> [Problem statement] Every record must be written out once more, with nothing added or omitted.

BEGIN Input data

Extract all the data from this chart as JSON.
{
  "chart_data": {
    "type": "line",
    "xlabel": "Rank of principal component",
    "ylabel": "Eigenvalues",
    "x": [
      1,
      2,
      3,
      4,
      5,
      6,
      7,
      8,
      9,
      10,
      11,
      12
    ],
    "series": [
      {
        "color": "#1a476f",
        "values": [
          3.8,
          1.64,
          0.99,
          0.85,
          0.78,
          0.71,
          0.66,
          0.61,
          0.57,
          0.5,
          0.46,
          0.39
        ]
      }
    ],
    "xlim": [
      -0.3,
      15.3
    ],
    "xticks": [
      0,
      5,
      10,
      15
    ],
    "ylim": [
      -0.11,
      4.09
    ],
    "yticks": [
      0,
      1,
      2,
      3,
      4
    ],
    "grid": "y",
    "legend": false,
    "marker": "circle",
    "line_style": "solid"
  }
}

END Input data

> [Written answer]
Extract all the data from this chart as JSON.
{
  "chart_data": {
    "type": "line",
    "xlabel": "Rank of principal component",
    "ylabel": "Eigenvalues",
    "x": [
      1,
      2,
      3,
      4,
      5,
      6,
      7,
      8,
      9,
      10,
      11,
      12
    ],
    "series": [
      {
        "color": "#1a476f",
        "values": [
          3.8,
          1.64,
          0.99,
          0.85,
          0.78,
          0.71,
          0.66,
          0.61,
          0.57,
          0.5,
          0.46,
          0.39
        ]
      }
    ],
    "xlim": [
      -0.3,
      15.3
    ],
    "xticks": [
      0,
      5,
      10,
      15
    ],
    "ylim": [
      -0.11,
      4.09
    ],
    "yticks": [
      0,
      1,
      2,
      3,
      4
    ],
    "grid": "y",
    "legend": false,
    "marker": "circle",
    "line_style": "solid"
  }
}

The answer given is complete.